▶ Exercise objective: A verbatim copy of the listing is needed; pictures are to be left out.

'''

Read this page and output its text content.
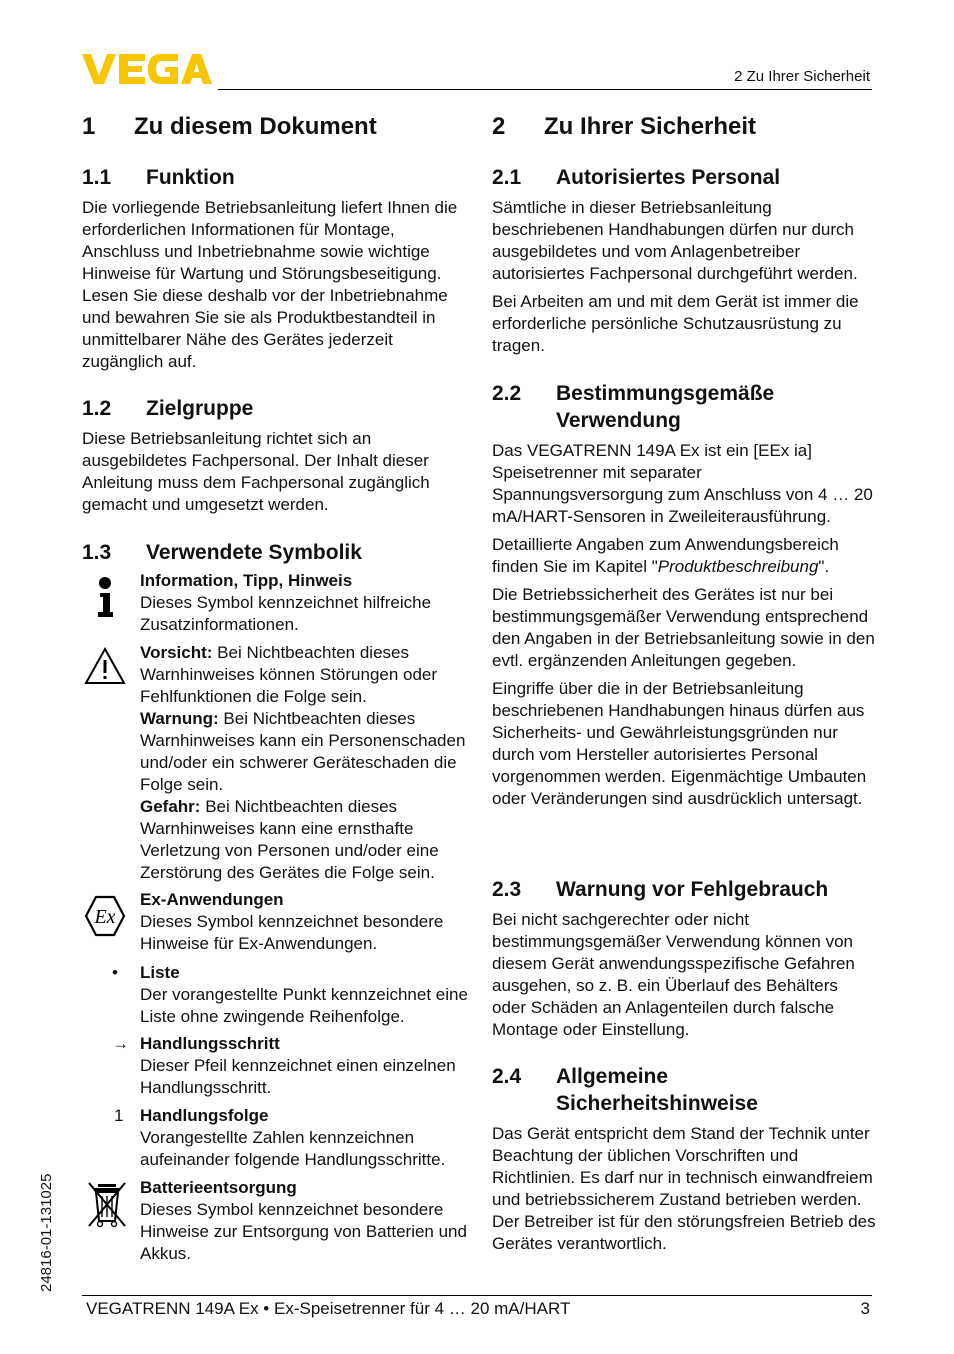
2 Zu Ihrer Sicherheit
1 Zu diesem Dokument
1.1 Funktion

Die vorliegende Betriebsanleitung liefert Ihnen die erforderlichen Informationen für Montage, Anschluss und Inbetriebnahme sowie wichtige Hinweise für Wartung und Störungsbeseitigung. Lesen Sie diese deshalb vor der Inbetriebnahme und bewahren Sie sie als Produktbestandteil in unmittelbarer Nähe des Gerätes jederzeit zugänglich auf.

1.2 Zielgruppe

Diese Betriebsanleitung richtet sich an ausgebildetes Fachpersonal. Der Inhalt dieser Anleitung muss dem Fachpersonal zugänglich gemacht und umgesetzt werden.

1.3 Verwendete Symbolik
Information, Tipp, Hinweis
Dieses Symbol kennzeichnet hilfreiche Zusatzinformationen.
Vorsicht: Bei Nichtbeachten dieses Warnhinweises können Störungen oder Fehlfunktionen die Folge sein.
Warnung: Bei Nichtbeachten dieses Warnhinweises kann ein Personenschaden und/oder ein schwerer Geräteschaden die Folge sein.
Gefahr: Bei Nichtbeachten dieses Warnhinweises kann eine ernsthafte Verletzung von Personen und/oder eine Zerstörung des Gerätes die Folge sein.
Ex
Ex-Anwendungen
Dieses Symbol kennzeichnet besondere Hinweise für Ex-Anwendungen.
• Liste
Der vorangestellte Punkt kennzeichnet eine Liste ohne zwingende Reihenfolge.
→ Handlungsschritt
Dieser Pfeil kennzeichnet einen einzelnen Handlungsschritt.
1 Handlungsfolge
Vorangestellte Zahlen kennzeichnen aufeinander folgende Handlungsschritte.
Batterieentsorgung
Dieses Symbol kennzeichnet besondere Hinweise zur Entsorgung von Batterien und Akkus.
2 Zu Ihrer Sicherheit
2.1 Autorisiertes Personal

Sämtliche in dieser Betriebsanleitung beschriebenen Handhabungen dürfen nur durch ausgebildetes und vom Anlagenbetreiber autorisiertes Fachpersonal durchgeführt werden.

Bei Arbeiten am und mit dem Gerät ist immer die erforderliche persönliche Schutzausrüstung zu tragen.

2.2 Bestimmungsgemäße
Verwendung

Das VEGATRENN 149A Ex ist ein [EEx ia] Speisetrenner mit separater Spannungsversorgung zum Anschluss von 4 … 20 mA/HART-Sensoren in Zweileiterausführung.

Detaillierte Angaben zum Anwendungsbereich finden Sie im Kapitel "Produktbeschreibung".

Die Betriebssicherheit des Gerätes ist nur bei bestimmungsgemäßer Verwendung entsprechend den Angaben in der Betriebsanleitung sowie in den evtl. ergänzenden Anleitungen gegeben.

Eingriffe über die in der Betriebsanleitung beschriebenen Handhabungen hinaus dürfen aus Sicherheits- und Gewährleistungsgründen nur durch vom Hersteller autorisiertes Personal vorgenommen werden. Eigenmächtige Umbauten oder Veränderungen sind ausdrücklich untersagt.

2.3 Warnung vor Fehlgebrauch

Bei nicht sachgerechter oder nicht bestimmungsgemäßer Verwendung können von diesem Gerät anwendungsspezifische Gefahren ausgehen, so z. B. ein Überlauf des Behälters oder Schäden an Anlagenteilen durch falsche Montage oder Einstellung.

2.4 Allgemeine
Sicherheitshinweise

Das Gerät entspricht dem Stand der Technik unter Beachtung der üblichen Vorschriften und Richtlinien. Es darf nur in technisch einwandfreiem und betriebssicherem Zustand betrieben werden. Der Betreiber ist für den störungsfreien Betrieb des Gerätes verantwortlich.

24816-01-131025
VEGATRENN 149A Ex • Ex-Speisetrenner für 4 … 20 mA/HART	3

'''

▶ Response below:
Read this page and output its text content.
2 Zu Ihrer Sicherheit
1 Zu diesem Dokument
1.1 Funktion

Die vorliegende Betriebsanleitung liefert Ihnen die erforderlichen Informationen für Montage, Anschluss und Inbetriebnahme sowie wichtige Hinweise für Wartung und Störungsbeseitigung. Lesen Sie diese deshalb vor der Inbetriebnahme und bewahren Sie sie als Produktbestandteil in unmittelbarer Nähe des Gerätes jederzeit zugänglich auf.

1.2 Zielgruppe

Diese Betriebsanleitung richtet sich an ausgebildetes Fachpersonal. Der Inhalt dieser Anleitung muss dem Fachpersonal zugänglich gemacht und umgesetzt werden.

1.3 Verwendete Symbolik
Information, Tipp, Hinweis
Dieses Symbol kennzeichnet hilfreiche Zusatzinformationen.
Vorsicht: Bei Nichtbeachten dieses Warnhinweises können Störungen oder Fehlfunktionen die Folge sein.
Warnung: Bei Nichtbeachten dieses Warnhinweises kann ein Personenschaden und/oder ein schwerer Geräteschaden die Folge sein.
Gefahr: Bei Nichtbeachten dieses Warnhinweises kann eine ernsthafte Verletzung von Personen und/oder eine Zerstörung des Gerätes die Folge sein.
Ex
Ex-Anwendungen
Dieses Symbol kennzeichnet besondere Hinweise für Ex-Anwendungen.
• Liste
Der vorangestellte Punkt kennzeichnet eine Liste ohne zwingende Reihenfolge.
→ Handlungsschritt
Dieser Pfeil kennzeichnet einen einzelnen Handlungsschritt.
1 Handlungsfolge
Vorangestellte Zahlen kennzeichnen aufeinander folgende Handlungsschritte.
Batterieentsorgung
Dieses Symbol kennzeichnet besondere Hinweise zur Entsorgung von Batterien und Akkus.
2 Zu Ihrer Sicherheit
2.1 Autorisiertes Personal

Sämtliche in dieser Betriebsanleitung beschriebenen Handhabungen dürfen nur durch ausgebildetes und vom Anlagenbetreiber autorisiertes Fachpersonal durchgeführt werden.

Bei Arbeiten am und mit dem Gerät ist immer die erforderliche persönliche Schutzausrüstung zu tragen.

2.2 Bestimmungsgemäße
Verwendung

Das VEGATRENN 149A Ex ist ein [EEx ia] Speisetrenner mit separater Spannungsversorgung zum Anschluss von 4 … 20 mA/HART-Sensoren in Zweileiterausführung.

Detaillierte Angaben zum Anwendungsbereich finden Sie im Kapitel "Produktbeschreibung".

Die Betriebssicherheit des Gerätes ist nur bei bestimmungsgemäßer Verwendung entsprechend den Angaben in der Betriebsanleitung sowie in den evtl. ergänzenden Anleitungen gegeben.

Eingriffe über die in der Betriebsanleitung beschriebenen Handhabungen hinaus dürfen aus Sicherheits- und Gewährleistungsgründen nur durch vom Hersteller autorisiertes Personal vorgenommen werden. Eigenmächtige Umbauten oder Veränderungen sind ausdrücklich untersagt.

2.3 Warnung vor Fehlgebrauch

Bei nicht sachgerechter oder nicht bestimmungsgemäßer Verwendung können von diesem Gerät anwendungsspezifische Gefahren ausgehen, so z. B. ein Überlauf des Behälters oder Schäden an Anlagenteilen durch falsche Montage oder Einstellung.

2.4 Allgemeine
Sicherheitshinweise

Das Gerät entspricht dem Stand der Technik unter Beachtung der üblichen Vorschriften und Richtlinien. Es darf nur in technisch einwandfreiem und betriebssicherem Zustand betrieben werden. Der Betreiber ist für den störungsfreien Betrieb des Gerätes verantwortlich.

24816-01-131025
VEGATRENN 149A Ex • Ex-Speisetrenner für 4 … 20 mA/HART	3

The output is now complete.